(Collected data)
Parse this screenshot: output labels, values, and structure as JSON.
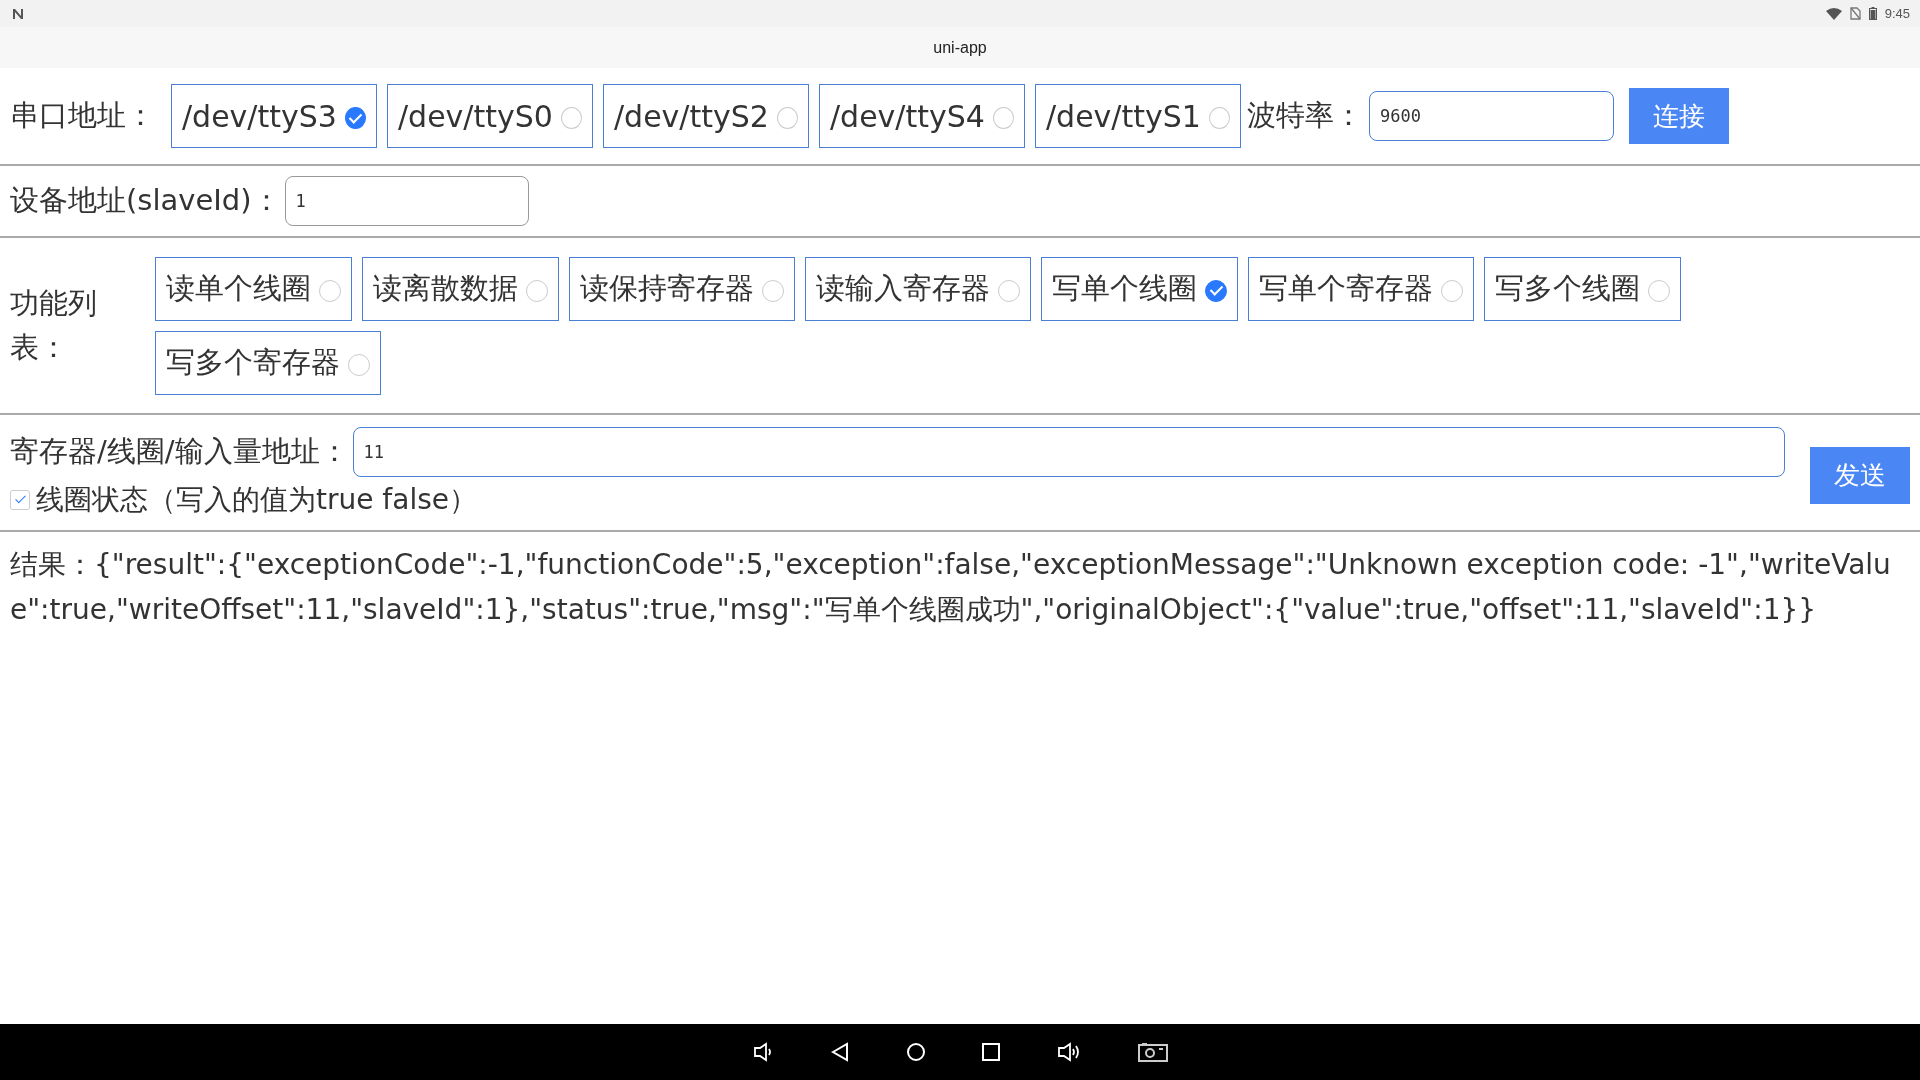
{
  "status_bar": {
    "time": "9:45"
  },
  "window": {
    "title": "uni-app"
  },
  "serial": {
    "label": "串口地址：",
    "ports": [
      {
        "label": "/dev/ttyS3",
        "selected": true
      },
      {
        "label": "/dev/ttyS0",
        "selected": false
      },
      {
        "label": "/dev/ttyS2",
        "selected": false
      },
      {
        "label": "/dev/ttyS4",
        "selected": false
      },
      {
        "label": "/dev/ttyS1",
        "selected": false
      }
    ],
    "baud_label": "波特率：",
    "baud_value": "9600",
    "connect_button": "连接"
  },
  "slave": {
    "label": "设备地址(slaveId)：",
    "value": "1"
  },
  "functions": {
    "label": "功能列表：",
    "items": [
      {
        "label": "读单个线圈",
        "selected": false
      },
      {
        "label": "读离散数据",
        "selected": false
      },
      {
        "label": "读保持寄存器",
        "selected": false
      },
      {
        "label": "读输入寄存器",
        "selected": false
      },
      {
        "label": "写单个线圈",
        "selected": true
      },
      {
        "label": "写单个寄存器",
        "selected": false
      },
      {
        "label": "写多个线圈",
        "selected": false
      },
      {
        "label": "写多个寄存器",
        "selected": false
      }
    ]
  },
  "address": {
    "label": "寄存器/线圈/输入量地址：",
    "value": "11"
  },
  "coil_checkbox": {
    "label": "线圈状态（写入的值为true false）",
    "checked": true
  },
  "send_button": "发送",
  "result": "结果：{\"result\":{\"exceptionCode\":-1,\"functionCode\":5,\"exception\":false,\"exceptionMessage\":\"Unknown exception code: -1\",\"writeValue\":true,\"writeOffset\":11,\"slaveId\":1},\"status\":true,\"msg\":\"写单个线圈成功\",\"originalObject\":{\"value\":true,\"offset\":11,\"slaveId\":1}}"
}
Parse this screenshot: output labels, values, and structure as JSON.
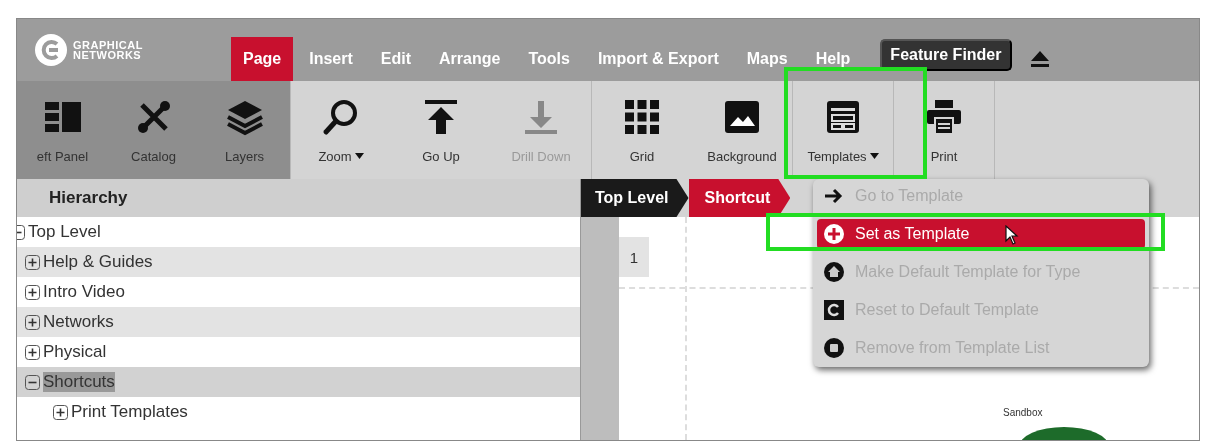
{
  "logo": {
    "line_1": "GRAPHICAL",
    "line_2": "NETWORKS"
  },
  "menu_tabs": [
    {
      "label": "Page",
      "selected": true
    },
    {
      "label": "Insert",
      "selected": false
    },
    {
      "label": "Edit",
      "selected": false
    },
    {
      "label": "Arrange",
      "selected": false
    },
    {
      "label": "Tools",
      "selected": false
    },
    {
      "label": "Import & Export",
      "selected": false
    },
    {
      "label": "Maps",
      "selected": false
    },
    {
      "label": "Help",
      "selected": false
    }
  ],
  "feature_finder": "Feature Finder",
  "toolbar": [
    {
      "kind": "panel",
      "items": [
        {
          "label": "eft Panel",
          "disabled": false,
          "dropdown": false
        },
        {
          "label": "Catalog",
          "disabled": false,
          "dropdown": false
        },
        {
          "label": "Layers",
          "disabled": false,
          "dropdown": false
        }
      ]
    },
    {
      "kind": "plain",
      "items": [
        {
          "label": "Zoom",
          "disabled": false,
          "dropdown": true
        },
        {
          "label": "Go Up",
          "disabled": false,
          "dropdown": false
        },
        {
          "label": "Drill Down",
          "disabled": true,
          "dropdown": false
        }
      ]
    },
    {
      "kind": "plain",
      "items": [
        {
          "label": "Grid",
          "disabled": false,
          "dropdown": false
        },
        {
          "label": "Background",
          "disabled": false,
          "dropdown": false
        }
      ]
    },
    {
      "kind": "plain",
      "items": [
        {
          "label": "Templates",
          "disabled": false,
          "dropdown": true
        }
      ]
    },
    {
      "kind": "plain",
      "items": [
        {
          "label": "Print",
          "disabled": false,
          "dropdown": false
        }
      ]
    }
  ],
  "hierarchy": {
    "title": "Hierarchy",
    "tree": [
      {
        "label": "Top Level",
        "expanded": true,
        "selected": false,
        "children": [
          {
            "label": "Help & Guides",
            "expanded": false,
            "selected": false
          },
          {
            "label": "Intro Video",
            "expanded": false,
            "selected": false
          },
          {
            "label": "Networks",
            "expanded": false,
            "selected": false
          },
          {
            "label": "Physical",
            "expanded": false,
            "selected": false
          },
          {
            "label": "Shortcuts",
            "expanded": true,
            "selected": true,
            "children": [
              {
                "label": "Print Templates",
                "expanded": false,
                "selected": false
              }
            ]
          }
        ]
      }
    ]
  },
  "breadcrumb": [
    {
      "label": "Top Level",
      "current": false
    },
    {
      "label": "Shortcut",
      "current": true
    }
  ],
  "template_menu": [
    {
      "label": "Go to Template",
      "disabled": true,
      "selected": false
    },
    {
      "label": "Set as Template",
      "disabled": false,
      "selected": true
    },
    {
      "label": "Make Default Template for Type",
      "disabled": true,
      "selected": false
    },
    {
      "label": "Reset to Default Template",
      "disabled": true,
      "selected": false
    },
    {
      "label": "Remove from Template List",
      "disabled": true,
      "selected": false
    }
  ],
  "canvas": {
    "page_number": "1",
    "shape_label": "Sandbox"
  }
}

> _PROBLEM TO SOLVE_
From the data above, write out everything exactly except the pictures.

> _WRITTEN SOLUTION_
Parse this screenshot: output labels, values, and structure as JSON.
{
  "status_bar": {
    "time": "9:45"
  },
  "window": {
    "title": "uni-app"
  },
  "serial": {
    "label": "串口地址：",
    "ports": [
      {
        "label": "/dev/ttyS3",
        "selected": true
      },
      {
        "label": "/dev/ttyS0",
        "selected": false
      },
      {
        "label": "/dev/ttyS2",
        "selected": false
      },
      {
        "label": "/dev/ttyS4",
        "selected": false
      },
      {
        "label": "/dev/ttyS1",
        "selected": false
      }
    ],
    "baud_label": "波特率：",
    "baud_value": "9600",
    "connect_button": "连接"
  },
  "slave": {
    "label": "设备地址(slaveId)：",
    "value": "1"
  },
  "functions": {
    "label": "功能列表：",
    "items": [
      {
        "label": "读单个线圈",
        "selected": false
      },
      {
        "label": "读离散数据",
        "selected": false
      },
      {
        "label": "读保持寄存器",
        "selected": false
      },
      {
        "label": "读输入寄存器",
        "selected": false
      },
      {
        "label": "写单个线圈",
        "selected": true
      },
      {
        "label": "写单个寄存器",
        "selected": false
      },
      {
        "label": "写多个线圈",
        "selected": false
      },
      {
        "label": "写多个寄存器",
        "selected": false
      }
    ]
  },
  "address": {
    "label": "寄存器/线圈/输入量地址：",
    "value": "11"
  },
  "coil_checkbox": {
    "label": "线圈状态（写入的值为true false）",
    "checked": true
  },
  "send_button": "发送",
  "result": "结果：{\"result\":{\"exceptionCode\":-1,\"functionCode\":5,\"exception\":false,\"exceptionMessage\":\"Unknown exception code: -1\",\"writeValue\":true,\"writeOffset\":11,\"slaveId\":1},\"status\":true,\"msg\":\"写单个线圈成功\",\"originalObject\":{\"value\":true,\"offset\":11,\"slaveId\":1}}"
}
Parse this screenshot: output labels, values, and structure as JSON.
{
  "logo": {
    "line_1": "GRAPHICAL",
    "line_2": "NETWORKS"
  },
  "menu_tabs": [
    {
      "label": "Page",
      "selected": true
    },
    {
      "label": "Insert",
      "selected": false
    },
    {
      "label": "Edit",
      "selected": false
    },
    {
      "label": "Arrange",
      "selected": false
    },
    {
      "label": "Tools",
      "selected": false
    },
    {
      "label": "Import & Export",
      "selected": false
    },
    {
      "label": "Maps",
      "selected": false
    },
    {
      "label": "Help",
      "selected": false
    }
  ],
  "feature_finder": "Feature Finder",
  "toolbar": [
    {
      "kind": "panel",
      "items": [
        {
          "label": "eft Panel",
          "disabled": false,
          "dropdown": false
        },
        {
          "label": "Catalog",
          "disabled": false,
          "dropdown": false
        },
        {
          "label": "Layers",
          "disabled": false,
          "dropdown": false
        }
      ]
    },
    {
      "kind": "plain",
      "items": [
        {
          "label": "Zoom",
          "disabled": false,
          "dropdown": true
        },
        {
          "label": "Go Up",
          "disabled": false,
          "dropdown": false
        },
        {
          "label": "Drill Down",
          "disabled": true,
          "dropdown": false
        }
      ]
    },
    {
      "kind": "plain",
      "items": [
        {
          "label": "Grid",
          "disabled": false,
          "dropdown": false
        },
        {
          "label": "Background",
          "disabled": false,
          "dropdown": false
        }
      ]
    },
    {
      "kind": "plain",
      "items": [
        {
          "label": "Templates",
          "disabled": false,
          "dropdown": true
        }
      ]
    },
    {
      "kind": "plain",
      "items": [
        {
          "label": "Print",
          "disabled": false,
          "dropdown": false
        }
      ]
    }
  ],
  "hierarchy": {
    "title": "Hierarchy",
    "tree": [
      {
        "label": "Top Level",
        "expanded": true,
        "selected": false,
        "children": [
          {
            "label": "Help & Guides",
            "expanded": false,
            "selected": false
          },
          {
            "label": "Intro Video",
            "expanded": false,
            "selected": false
          },
          {
            "label": "Networks",
            "expanded": false,
            "selected": false
          },
          {
            "label": "Physical",
            "expanded": false,
            "selected": false
          },
          {
            "label": "Shortcuts",
            "expanded": true,
            "selected": true,
            "children": [
              {
                "label": "Print Templates",
                "expanded": false,
                "selected": false
              }
            ]
          }
        ]
      }
    ]
  },
  "breadcrumb": [
    {
      "label": "Top Level",
      "current": false
    },
    {
      "label": "Shortcut",
      "current": true
    }
  ],
  "template_menu": [
    {
      "label": "Go to Template",
      "disabled": true,
      "selected": false
    },
    {
      "label": "Set as Template",
      "disabled": false,
      "selected": true
    },
    {
      "label": "Make Default Template for Type",
      "disabled": true,
      "selected": false
    },
    {
      "label": "Reset to Default Template",
      "disabled": true,
      "selected": false
    },
    {
      "label": "Remove from Template List",
      "disabled": true,
      "selected": false
    }
  ],
  "canvas": {
    "page_number": "1",
    "shape_label": "Sandbox"
  }
}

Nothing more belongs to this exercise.